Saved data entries
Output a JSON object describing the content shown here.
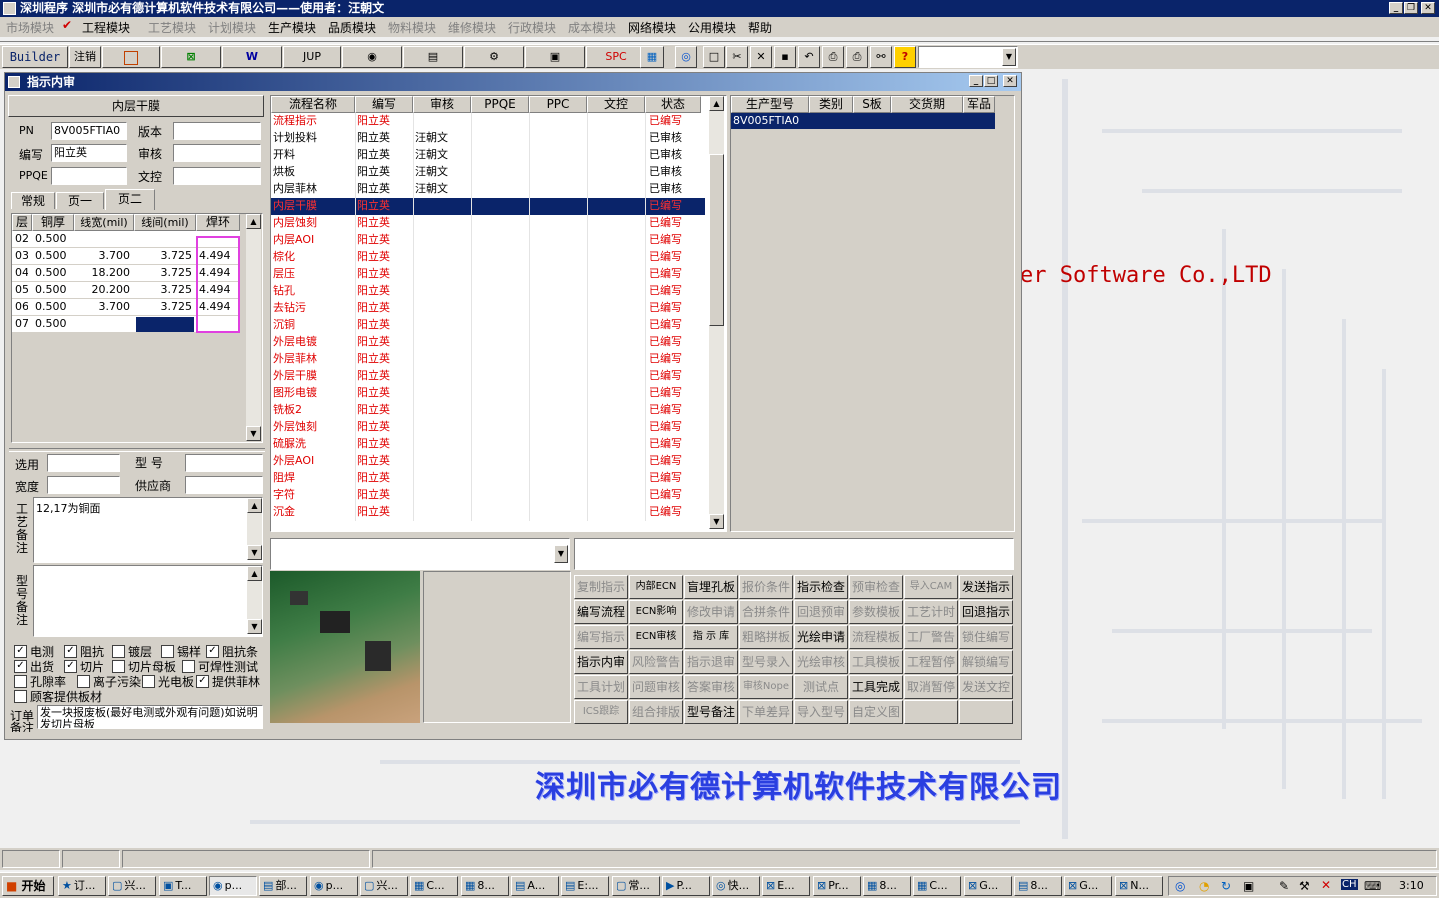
{
  "app_title": "深圳程序    深圳市必有德计算机软件技术有限公司——使用者：汪朝文",
  "menus": [
    {
      "label": "市场模块",
      "enabled": false
    },
    {
      "label": "工程模块",
      "enabled": true
    },
    {
      "label": "工艺模块",
      "enabled": false
    },
    {
      "label": "计划模块",
      "enabled": false
    },
    {
      "label": "生产模块",
      "enabled": true
    },
    {
      "label": "品质模块",
      "enabled": true
    },
    {
      "label": "物料模块",
      "enabled": false
    },
    {
      "label": "维修模块",
      "enabled": false
    },
    {
      "label": "行政模块",
      "enabled": false
    },
    {
      "label": "成本模块",
      "enabled": false
    },
    {
      "label": "网络模块",
      "enabled": true
    },
    {
      "label": "公用模块",
      "enabled": true
    },
    {
      "label": "帮助",
      "enabled": true
    }
  ],
  "toolbar": {
    "builder": "Builder",
    "logout": "注销",
    "jup": "JUP",
    "spc": "SPC"
  },
  "window": {
    "title": "指示内审"
  },
  "left": {
    "section_title": "内层干膜",
    "pn_label": "PN",
    "pn_value": "8V005FTIA0",
    "version_label": "版本",
    "version_value": "",
    "author_label": "编写",
    "author_value": "阳立英",
    "review_label": "审核",
    "review_value": "",
    "ppqe_label": "PPQE",
    "ppqe_value": "",
    "wenkong_label": "文控",
    "wenkong_value": "",
    "tabs": [
      "常规",
      "页一",
      "页二"
    ],
    "layer_headers": [
      "层",
      "铜厚",
      "线宽(mil)",
      "线间(mil)",
      "焊环"
    ],
    "layer_rows": [
      [
        "02",
        "0.500",
        "",
        "",
        ""
      ],
      [
        "03",
        "0.500",
        "3.700",
        "3.725",
        "4.494"
      ],
      [
        "04",
        "0.500",
        "18.200",
        "3.725",
        "4.494"
      ],
      [
        "05",
        "0.500",
        "20.200",
        "3.725",
        "4.494"
      ],
      [
        "06",
        "0.500",
        "3.700",
        "3.725",
        "4.494"
      ],
      [
        "07",
        "0.500",
        "",
        "",
        ""
      ]
    ],
    "xuanyong_label": "选用",
    "xuanyong_value": "",
    "model_label": "型  号",
    "model_value": "",
    "width_label": "宽度",
    "width_value": "",
    "supplier_label": "供应商",
    "supplier_value": "",
    "process_note_label": "工艺备注",
    "process_note": "12,17为铜面",
    "model_note_label": "型号备注",
    "model_note": "",
    "checkboxes": [
      {
        "label": "电测",
        "checked": true
      },
      {
        "label": "阻抗",
        "checked": true
      },
      {
        "label": "镀层",
        "checked": false
      },
      {
        "label": "锡样",
        "checked": false
      },
      {
        "label": "阻抗条",
        "checked": true
      },
      {
        "label": "出货",
        "checked": true
      },
      {
        "label": "切片",
        "checked": true
      },
      {
        "label": "切片母板",
        "checked": false
      },
      {
        "label": "可焊性测试",
        "checked": false
      },
      {
        "label": "孔隙率",
        "checked": false
      },
      {
        "label": "离子污染",
        "checked": false
      },
      {
        "label": "光电板",
        "checked": false
      },
      {
        "label": "提供菲林",
        "checked": true
      },
      {
        "label": "顾客提供板材",
        "checked": false
      }
    ],
    "order_note_label": "订单备注",
    "order_note": "发一块报废板(最好电测或外观有问题)如说明发切片母板"
  },
  "flow": {
    "headers": [
      "流程名称",
      "编写",
      "审核",
      "PPQE",
      "PPC",
      "文控",
      "状态"
    ],
    "rows": [
      {
        "name": "流程指示",
        "author": "阳立英",
        "reviewer": "",
        "status": "已编写",
        "red": true
      },
      {
        "name": "计划投料",
        "author": "阳立英",
        "reviewer": "汪朝文",
        "status": "已审核",
        "red": false
      },
      {
        "name": "开料",
        "author": "阳立英",
        "reviewer": "汪朝文",
        "status": "已审核",
        "red": false
      },
      {
        "name": "烘板",
        "author": "阳立英",
        "reviewer": "汪朝文",
        "status": "已审核",
        "red": false
      },
      {
        "name": "内层菲林",
        "author": "阳立英",
        "reviewer": "汪朝文",
        "status": "已审核",
        "red": false
      },
      {
        "name": "内层干膜",
        "author": "阳立英",
        "reviewer": "",
        "status": "已编写",
        "red": true
      },
      {
        "name": "内层蚀刻",
        "author": "阳立英",
        "reviewer": "",
        "status": "已编写",
        "red": true
      },
      {
        "name": "内层AOI",
        "author": "阳立英",
        "reviewer": "",
        "status": "已编写",
        "red": true
      },
      {
        "name": "棕化",
        "author": "阳立英",
        "reviewer": "",
        "status": "已编写",
        "red": true
      },
      {
        "name": "层压",
        "author": "阳立英",
        "reviewer": "",
        "status": "已编写",
        "red": true
      },
      {
        "name": "钻孔",
        "author": "阳立英",
        "reviewer": "",
        "status": "已编写",
        "red": true
      },
      {
        "name": "去钻污",
        "author": "阳立英",
        "reviewer": "",
        "status": "已编写",
        "red": true
      },
      {
        "name": "沉铜",
        "author": "阳立英",
        "reviewer": "",
        "status": "已编写",
        "red": true
      },
      {
        "name": "外层电镀",
        "author": "阳立英",
        "reviewer": "",
        "status": "已编写",
        "red": true
      },
      {
        "name": "外层菲林",
        "author": "阳立英",
        "reviewer": "",
        "status": "已编写",
        "red": true
      },
      {
        "name": "外层干膜",
        "author": "阳立英",
        "reviewer": "",
        "status": "已编写",
        "red": true
      },
      {
        "name": "图形电镀",
        "author": "阳立英",
        "reviewer": "",
        "status": "已编写",
        "red": true
      },
      {
        "name": "铣板2",
        "author": "阳立英",
        "reviewer": "",
        "status": "已编写",
        "red": true
      },
      {
        "name": "外层蚀刻",
        "author": "阳立英",
        "reviewer": "",
        "status": "已编写",
        "red": true
      },
      {
        "name": "硫脲洗",
        "author": "阳立英",
        "reviewer": "",
        "status": "已编写",
        "red": true
      },
      {
        "name": "外层AOI",
        "author": "阳立英",
        "reviewer": "",
        "status": "已编写",
        "red": true
      },
      {
        "name": "阻焊",
        "author": "阳立英",
        "reviewer": "",
        "status": "已编写",
        "red": true
      },
      {
        "name": "字符",
        "author": "阳立英",
        "reviewer": "",
        "status": "已编写",
        "red": true
      },
      {
        "name": "沉金",
        "author": "阳立英",
        "reviewer": "",
        "status": "已编写",
        "red": true
      }
    ]
  },
  "models": {
    "headers": [
      "生产型号",
      "类别",
      "S板",
      "交货期",
      "军品"
    ],
    "rows": [
      [
        "8V005FTIA0",
        "",
        "",
        "",
        ""
      ]
    ]
  },
  "buttons": [
    [
      {
        "l": "复制指示",
        "e": false
      },
      {
        "l": "内部ECN",
        "e": true
      },
      {
        "l": "盲埋孔板",
        "e": true
      },
      {
        "l": "报价条件",
        "e": false
      },
      {
        "l": "指示检查",
        "e": true
      },
      {
        "l": "预审检查",
        "e": false
      },
      {
        "l": "导入CAM",
        "e": false
      },
      {
        "l": "发送指示",
        "e": true
      }
    ],
    [
      {
        "l": "编写流程",
        "e": true
      },
      {
        "l": "ECN影响",
        "e": true
      },
      {
        "l": "修改申请",
        "e": false
      },
      {
        "l": "合拼条件",
        "e": false
      },
      {
        "l": "回退预审",
        "e": false
      },
      {
        "l": "参数模板",
        "e": false
      },
      {
        "l": "工艺计时",
        "e": false
      },
      {
        "l": "回退指示",
        "e": true
      }
    ],
    [
      {
        "l": "编写指示",
        "e": false
      },
      {
        "l": "ECN审核",
        "e": true
      },
      {
        "l": "指 示 库",
        "e": true
      },
      {
        "l": "粗略拼板",
        "e": false
      },
      {
        "l": "光绘申请",
        "e": true
      },
      {
        "l": "流程模板",
        "e": false
      },
      {
        "l": "工厂警告",
        "e": false
      },
      {
        "l": "锁住编写",
        "e": false
      }
    ],
    [
      {
        "l": "指示内审",
        "e": true
      },
      {
        "l": "风险警告",
        "e": false
      },
      {
        "l": "指示退审",
        "e": false
      },
      {
        "l": "型号录入",
        "e": false
      },
      {
        "l": "光绘审核",
        "e": false
      },
      {
        "l": "工具模板",
        "e": false
      },
      {
        "l": "工程暂停",
        "e": false
      },
      {
        "l": "解锁编写",
        "e": false
      }
    ],
    [
      {
        "l": "工具计划",
        "e": false
      },
      {
        "l": "问题审核",
        "e": false
      },
      {
        "l": "答案审核",
        "e": false
      },
      {
        "l": "审核Nope",
        "e": false
      },
      {
        "l": "测试点",
        "e": false
      },
      {
        "l": "工具完成",
        "e": true
      },
      {
        "l": "取消暂停",
        "e": false
      },
      {
        "l": "发送文控",
        "e": false
      }
    ],
    [
      {
        "l": "ICS跟踪",
        "e": false
      },
      {
        "l": "组合排版",
        "e": false
      },
      {
        "l": "型号备注",
        "e": true
      },
      {
        "l": "下单差异",
        "e": false
      },
      {
        "l": "导入型号",
        "e": false
      },
      {
        "l": "自定义图",
        "e": false
      },
      {
        "l": "",
        "e": false
      },
      {
        "l": "",
        "e": false
      }
    ]
  ],
  "background": {
    "brand_text": "er Software Co.,LTD",
    "company_text": "深圳市必有德计算机软件技术有限公司"
  },
  "taskbar": {
    "start": "开始",
    "tasks": [
      "订...",
      "兴...",
      "T...",
      "p...",
      "部...",
      "p...",
      "兴...",
      "C...",
      "8...",
      "A...",
      "E:...",
      "常...",
      "P...",
      "快...",
      "E...",
      "Pr...",
      "8...",
      "C...",
      "G...",
      "8...",
      "G...",
      "N..."
    ],
    "clock": "3:10",
    "lang": "CH"
  },
  "colors": {
    "titlebar": "#0a246a",
    "selection": "#0a246a",
    "red_text": "#e00000",
    "highlight_box": "#e040e0",
    "company_blue": "#2a3fe0"
  }
}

◆ WHAT TO PRODUCE: Filter out every line that lacks the word "深圳市必有德计算机软件技术有限公司", and copy the rest.

◆ ANSWER TO THIS TASK:
  "app_title": "深圳程序    深圳市必有德计算机软件技术有限公司——使用者：汪朝文",
    "company_text": "深圳市必有德计算机软件技术有限公司"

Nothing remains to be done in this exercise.